··· DATA LISTING ···

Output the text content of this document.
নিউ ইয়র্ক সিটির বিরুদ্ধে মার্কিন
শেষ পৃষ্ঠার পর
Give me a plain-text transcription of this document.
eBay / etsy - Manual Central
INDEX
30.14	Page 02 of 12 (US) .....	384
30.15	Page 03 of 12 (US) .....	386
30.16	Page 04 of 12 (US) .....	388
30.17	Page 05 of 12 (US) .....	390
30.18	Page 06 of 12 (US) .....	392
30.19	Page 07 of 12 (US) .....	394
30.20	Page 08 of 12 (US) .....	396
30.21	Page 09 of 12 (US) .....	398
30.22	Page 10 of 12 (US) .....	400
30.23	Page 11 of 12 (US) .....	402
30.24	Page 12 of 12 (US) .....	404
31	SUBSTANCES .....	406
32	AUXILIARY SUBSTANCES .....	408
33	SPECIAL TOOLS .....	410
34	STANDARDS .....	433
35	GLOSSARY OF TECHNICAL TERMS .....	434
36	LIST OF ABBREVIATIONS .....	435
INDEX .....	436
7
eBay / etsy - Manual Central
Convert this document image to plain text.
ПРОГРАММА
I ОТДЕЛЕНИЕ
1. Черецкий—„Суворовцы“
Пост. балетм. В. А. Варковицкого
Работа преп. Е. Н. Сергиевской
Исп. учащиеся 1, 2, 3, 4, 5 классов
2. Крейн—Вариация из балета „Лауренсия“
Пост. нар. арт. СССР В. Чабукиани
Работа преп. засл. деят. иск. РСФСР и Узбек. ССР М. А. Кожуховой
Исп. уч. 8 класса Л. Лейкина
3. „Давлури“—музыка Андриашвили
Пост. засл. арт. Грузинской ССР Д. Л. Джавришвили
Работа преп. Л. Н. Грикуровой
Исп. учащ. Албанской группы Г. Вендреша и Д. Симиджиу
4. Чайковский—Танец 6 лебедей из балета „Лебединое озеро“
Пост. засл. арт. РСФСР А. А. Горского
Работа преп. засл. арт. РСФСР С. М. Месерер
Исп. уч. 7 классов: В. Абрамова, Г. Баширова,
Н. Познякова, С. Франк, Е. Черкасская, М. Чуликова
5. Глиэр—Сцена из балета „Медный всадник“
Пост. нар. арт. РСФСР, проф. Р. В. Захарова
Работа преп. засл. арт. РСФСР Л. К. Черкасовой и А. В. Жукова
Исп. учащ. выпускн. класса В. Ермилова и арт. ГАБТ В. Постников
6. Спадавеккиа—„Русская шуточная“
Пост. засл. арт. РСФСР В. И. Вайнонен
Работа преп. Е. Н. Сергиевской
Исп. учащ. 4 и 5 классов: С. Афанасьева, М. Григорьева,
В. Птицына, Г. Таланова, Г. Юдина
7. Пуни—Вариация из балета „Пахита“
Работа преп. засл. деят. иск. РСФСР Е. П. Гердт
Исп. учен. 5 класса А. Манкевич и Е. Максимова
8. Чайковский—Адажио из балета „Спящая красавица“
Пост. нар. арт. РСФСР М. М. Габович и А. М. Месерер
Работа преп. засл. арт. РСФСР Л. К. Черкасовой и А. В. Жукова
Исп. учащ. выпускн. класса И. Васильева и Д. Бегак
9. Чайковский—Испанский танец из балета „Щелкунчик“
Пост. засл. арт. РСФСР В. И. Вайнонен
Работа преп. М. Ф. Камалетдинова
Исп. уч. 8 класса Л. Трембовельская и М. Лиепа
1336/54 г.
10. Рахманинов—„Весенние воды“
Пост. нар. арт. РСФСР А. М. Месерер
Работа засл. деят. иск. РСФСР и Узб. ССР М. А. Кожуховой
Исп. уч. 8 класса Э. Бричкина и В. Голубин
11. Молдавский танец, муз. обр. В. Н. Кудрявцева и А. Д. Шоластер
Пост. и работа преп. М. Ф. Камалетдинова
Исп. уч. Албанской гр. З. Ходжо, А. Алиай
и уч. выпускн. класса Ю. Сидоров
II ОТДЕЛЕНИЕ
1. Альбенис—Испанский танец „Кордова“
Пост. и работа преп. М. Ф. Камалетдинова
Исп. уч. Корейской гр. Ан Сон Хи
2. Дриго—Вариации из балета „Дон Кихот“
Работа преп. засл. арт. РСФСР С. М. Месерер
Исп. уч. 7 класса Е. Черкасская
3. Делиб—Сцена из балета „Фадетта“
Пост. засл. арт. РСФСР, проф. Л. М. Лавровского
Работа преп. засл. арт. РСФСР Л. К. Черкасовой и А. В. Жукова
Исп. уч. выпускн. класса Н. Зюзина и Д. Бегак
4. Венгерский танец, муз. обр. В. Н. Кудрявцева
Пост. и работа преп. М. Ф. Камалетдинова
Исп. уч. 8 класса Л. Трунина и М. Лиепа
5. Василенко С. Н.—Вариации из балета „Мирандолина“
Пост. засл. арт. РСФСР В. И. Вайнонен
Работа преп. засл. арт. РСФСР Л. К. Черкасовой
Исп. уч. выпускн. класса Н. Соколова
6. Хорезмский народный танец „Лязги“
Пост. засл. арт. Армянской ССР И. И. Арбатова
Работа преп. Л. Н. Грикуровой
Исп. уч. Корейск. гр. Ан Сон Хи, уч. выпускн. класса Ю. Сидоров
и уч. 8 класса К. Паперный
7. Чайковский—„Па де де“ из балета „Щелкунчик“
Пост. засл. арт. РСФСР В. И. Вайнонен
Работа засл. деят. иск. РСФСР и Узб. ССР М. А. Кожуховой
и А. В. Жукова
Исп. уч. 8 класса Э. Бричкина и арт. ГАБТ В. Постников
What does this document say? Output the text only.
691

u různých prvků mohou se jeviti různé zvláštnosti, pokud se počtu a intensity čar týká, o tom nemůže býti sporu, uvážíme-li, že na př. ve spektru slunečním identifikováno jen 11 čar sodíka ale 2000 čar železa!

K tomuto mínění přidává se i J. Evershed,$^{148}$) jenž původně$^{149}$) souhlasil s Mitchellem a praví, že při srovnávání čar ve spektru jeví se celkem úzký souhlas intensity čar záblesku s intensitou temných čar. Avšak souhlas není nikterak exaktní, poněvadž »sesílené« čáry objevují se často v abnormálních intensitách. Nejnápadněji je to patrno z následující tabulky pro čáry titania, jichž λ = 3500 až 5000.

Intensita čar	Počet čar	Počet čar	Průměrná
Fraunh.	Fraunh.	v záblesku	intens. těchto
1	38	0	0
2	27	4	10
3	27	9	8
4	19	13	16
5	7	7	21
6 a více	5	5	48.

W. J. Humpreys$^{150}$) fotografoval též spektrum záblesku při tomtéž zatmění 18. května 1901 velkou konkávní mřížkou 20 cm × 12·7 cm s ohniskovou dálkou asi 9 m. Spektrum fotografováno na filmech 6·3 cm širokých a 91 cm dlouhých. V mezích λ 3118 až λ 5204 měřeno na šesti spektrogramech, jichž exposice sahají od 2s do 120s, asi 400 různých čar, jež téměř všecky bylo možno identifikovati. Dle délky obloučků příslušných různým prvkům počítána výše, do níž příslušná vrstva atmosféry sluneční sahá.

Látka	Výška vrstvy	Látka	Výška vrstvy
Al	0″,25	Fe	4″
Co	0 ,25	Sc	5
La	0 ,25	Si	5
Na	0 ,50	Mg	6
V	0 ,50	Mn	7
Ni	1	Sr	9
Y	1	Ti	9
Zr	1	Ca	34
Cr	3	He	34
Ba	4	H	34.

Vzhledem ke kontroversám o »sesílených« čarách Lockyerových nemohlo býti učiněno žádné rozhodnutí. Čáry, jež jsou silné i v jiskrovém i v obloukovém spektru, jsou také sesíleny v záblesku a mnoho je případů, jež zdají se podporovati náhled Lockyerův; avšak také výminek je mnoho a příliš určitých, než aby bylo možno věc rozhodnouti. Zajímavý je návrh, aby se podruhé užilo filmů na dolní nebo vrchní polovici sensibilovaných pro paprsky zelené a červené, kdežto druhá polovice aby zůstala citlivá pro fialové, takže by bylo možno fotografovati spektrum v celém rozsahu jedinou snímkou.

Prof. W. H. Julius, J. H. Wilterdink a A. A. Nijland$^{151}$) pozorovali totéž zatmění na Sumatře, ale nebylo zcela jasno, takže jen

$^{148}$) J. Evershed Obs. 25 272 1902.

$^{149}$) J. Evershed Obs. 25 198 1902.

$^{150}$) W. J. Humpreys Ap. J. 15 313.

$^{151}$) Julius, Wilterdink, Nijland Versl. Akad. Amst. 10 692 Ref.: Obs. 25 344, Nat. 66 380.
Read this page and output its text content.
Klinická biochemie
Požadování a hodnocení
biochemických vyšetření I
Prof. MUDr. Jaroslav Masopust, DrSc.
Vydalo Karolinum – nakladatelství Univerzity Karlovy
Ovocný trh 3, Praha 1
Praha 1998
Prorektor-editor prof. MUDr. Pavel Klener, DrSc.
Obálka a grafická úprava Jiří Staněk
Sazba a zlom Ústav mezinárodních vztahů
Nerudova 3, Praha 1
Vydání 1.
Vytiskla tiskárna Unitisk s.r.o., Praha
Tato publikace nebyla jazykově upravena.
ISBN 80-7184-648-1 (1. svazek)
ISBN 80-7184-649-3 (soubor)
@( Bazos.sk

···

| WHAT TO PRODUCE |
Return every line in the listing that contains the word "Месерер".

| ANSWER TO THE EXERCISE |
Работа преп. засл. арт. РСФСР С. М. Месерер
Пост. нар. арт. РСФСР М. М. Габович и А. М. Месерер
Пост. нар. арт. РСФСР А. М. Месерер
Работа преп. засл. арт. РСФСР С. М. Месерер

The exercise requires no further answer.